THE TASK
Set down the material once more, exactly as it appears.
◆ ◆ ◆ ◆
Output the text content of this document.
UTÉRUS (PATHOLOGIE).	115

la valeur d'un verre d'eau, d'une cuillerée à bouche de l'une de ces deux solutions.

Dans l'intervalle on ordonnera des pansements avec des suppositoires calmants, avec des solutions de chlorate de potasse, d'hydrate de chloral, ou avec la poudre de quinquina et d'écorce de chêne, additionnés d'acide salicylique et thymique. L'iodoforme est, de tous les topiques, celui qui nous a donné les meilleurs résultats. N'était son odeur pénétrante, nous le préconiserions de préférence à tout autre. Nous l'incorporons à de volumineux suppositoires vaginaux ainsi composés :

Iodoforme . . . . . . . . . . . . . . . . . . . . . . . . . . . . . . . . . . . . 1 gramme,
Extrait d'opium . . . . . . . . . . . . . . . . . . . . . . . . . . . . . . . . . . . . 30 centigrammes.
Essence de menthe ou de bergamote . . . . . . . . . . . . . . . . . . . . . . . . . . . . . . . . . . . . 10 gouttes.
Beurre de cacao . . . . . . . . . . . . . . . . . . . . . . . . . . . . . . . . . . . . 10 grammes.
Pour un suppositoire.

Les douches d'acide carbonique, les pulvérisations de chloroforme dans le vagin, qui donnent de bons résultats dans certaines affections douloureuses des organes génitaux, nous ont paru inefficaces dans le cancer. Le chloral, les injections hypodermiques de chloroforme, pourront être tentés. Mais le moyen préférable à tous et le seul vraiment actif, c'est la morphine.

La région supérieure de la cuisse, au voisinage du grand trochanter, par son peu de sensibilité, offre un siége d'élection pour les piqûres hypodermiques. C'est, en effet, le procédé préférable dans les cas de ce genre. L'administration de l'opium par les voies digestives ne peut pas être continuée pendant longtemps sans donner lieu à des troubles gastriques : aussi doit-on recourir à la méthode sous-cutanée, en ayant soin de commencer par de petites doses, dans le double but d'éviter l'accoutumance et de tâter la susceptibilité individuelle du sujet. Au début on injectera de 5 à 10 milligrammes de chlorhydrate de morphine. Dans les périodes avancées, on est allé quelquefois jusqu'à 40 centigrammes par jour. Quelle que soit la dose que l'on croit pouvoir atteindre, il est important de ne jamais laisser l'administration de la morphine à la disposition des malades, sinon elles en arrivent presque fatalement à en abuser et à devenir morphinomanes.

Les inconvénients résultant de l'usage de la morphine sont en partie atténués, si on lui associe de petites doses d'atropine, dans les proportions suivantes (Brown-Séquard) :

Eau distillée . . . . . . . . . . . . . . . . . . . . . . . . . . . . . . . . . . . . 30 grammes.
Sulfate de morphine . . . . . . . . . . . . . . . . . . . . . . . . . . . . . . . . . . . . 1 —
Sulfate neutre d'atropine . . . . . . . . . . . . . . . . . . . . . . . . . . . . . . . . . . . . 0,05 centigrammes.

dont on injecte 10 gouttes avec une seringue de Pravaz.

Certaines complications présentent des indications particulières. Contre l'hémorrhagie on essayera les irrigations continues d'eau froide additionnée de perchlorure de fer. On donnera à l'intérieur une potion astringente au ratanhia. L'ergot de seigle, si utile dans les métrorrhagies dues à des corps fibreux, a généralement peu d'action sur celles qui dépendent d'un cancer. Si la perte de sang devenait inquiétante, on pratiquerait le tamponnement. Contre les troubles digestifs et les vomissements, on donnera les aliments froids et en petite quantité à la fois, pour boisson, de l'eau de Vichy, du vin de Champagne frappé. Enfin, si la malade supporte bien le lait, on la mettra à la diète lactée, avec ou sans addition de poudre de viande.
◆ ◆ ◆ ◆
OUTPUT BELOW
Output the text content of this document.
UTÉRUS (PATHOLOGIE).	115

la valeur d'un verre d'eau, d'une cuillerée à bouche de l'une de ces deux solutions.

Dans l'intervalle on ordonnera des pansements avec des suppositoires calmants, avec des solutions de chlorate de potasse, d'hydrate de chloral, ou avec la poudre de quinquina et d'écorce de chêne, additionnés d'acide salicylique et thymique. L'iodoforme est, de tous les topiques, celui qui nous a donné les meilleurs résultats. N'était son odeur pénétrante, nous le préconiserions de préférence à tout autre. Nous l'incorporons à de volumineux suppositoires vaginaux ainsi composés :

Iodoforme . . . . . . . . . . . . . . . . . . . . . . . . . . . . . . . . . . . . 1 gramme,
Extrait d'opium . . . . . . . . . . . . . . . . . . . . . . . . . . . . . . . . . . . . 30 centigrammes.
Essence de menthe ou de bergamote . . . . . . . . . . . . . . . . . . . . . . . . . . . . . . . . . . . . 10 gouttes.
Beurre de cacao . . . . . . . . . . . . . . . . . . . . . . . . . . . . . . . . . . . . 10 grammes.
Pour un suppositoire.

Les douches d'acide carbonique, les pulvérisations de chloroforme dans le vagin, qui donnent de bons résultats dans certaines affections douloureuses des organes génitaux, nous ont paru inefficaces dans le cancer. Le chloral, les injections hypodermiques de chloroforme, pourront être tentés. Mais le moyen préférable à tous et le seul vraiment actif, c'est la morphine.

La région supérieure de la cuisse, au voisinage du grand trochanter, par son peu de sensibilité, offre un siége d'élection pour les piqûres hypodermiques. C'est, en effet, le procédé préférable dans les cas de ce genre. L'administration de l'opium par les voies digestives ne peut pas être continuée pendant longtemps sans donner lieu à des troubles gastriques : aussi doit-on recourir à la méthode sous-cutanée, en ayant soin de commencer par de petites doses, dans le double but d'éviter l'accoutumance et de tâter la susceptibilité individuelle du sujet. Au début on injectera de 5 à 10 milligrammes de chlorhydrate de morphine. Dans les périodes avancées, on est allé quelquefois jusqu'à 40 centigrammes par jour. Quelle que soit la dose que l'on croit pouvoir atteindre, il est important de ne jamais laisser l'administration de la morphine à la disposition des malades, sinon elles en arrivent presque fatalement à en abuser et à devenir morphinomanes.

Les inconvénients résultant de l'usage de la morphine sont en partie atténués, si on lui associe de petites doses d'atropine, dans les proportions suivantes (Brown-Séquard) :

Eau distillée . . . . . . . . . . . . . . . . . . . . . . . . . . . . . . . . . . . . 30 grammes.
Sulfate de morphine . . . . . . . . . . . . . . . . . . . . . . . . . . . . . . . . . . . . 1 —
Sulfate neutre d'atropine . . . . . . . . . . . . . . . . . . . . . . . . . . . . . . . . . . . . 0,05 centigrammes.

dont on injecte 10 gouttes avec une seringue de Pravaz.

Certaines complications présentent des indications particulières. Contre l'hémorrhagie on essayera les irrigations continues d'eau froide additionnée de perchlorure de fer. On donnera à l'intérieur une potion astringente au ratanhia. L'ergot de seigle, si utile dans les métrorrhagies dues à des corps fibreux, a généralement peu d'action sur celles qui dépendent d'un cancer. Si la perte de sang devenait inquiétante, on pratiquerait le tamponnement. Contre les troubles digestifs et les vomissements, on donnera les aliments froids et en petite quantité à la fois, pour boisson, de l'eau de Vichy, du vin de Champagne frappé. Enfin, si la malade supporte bien le lait, on la mettra à la diète lactée, avec ou sans addition de poudre de viande.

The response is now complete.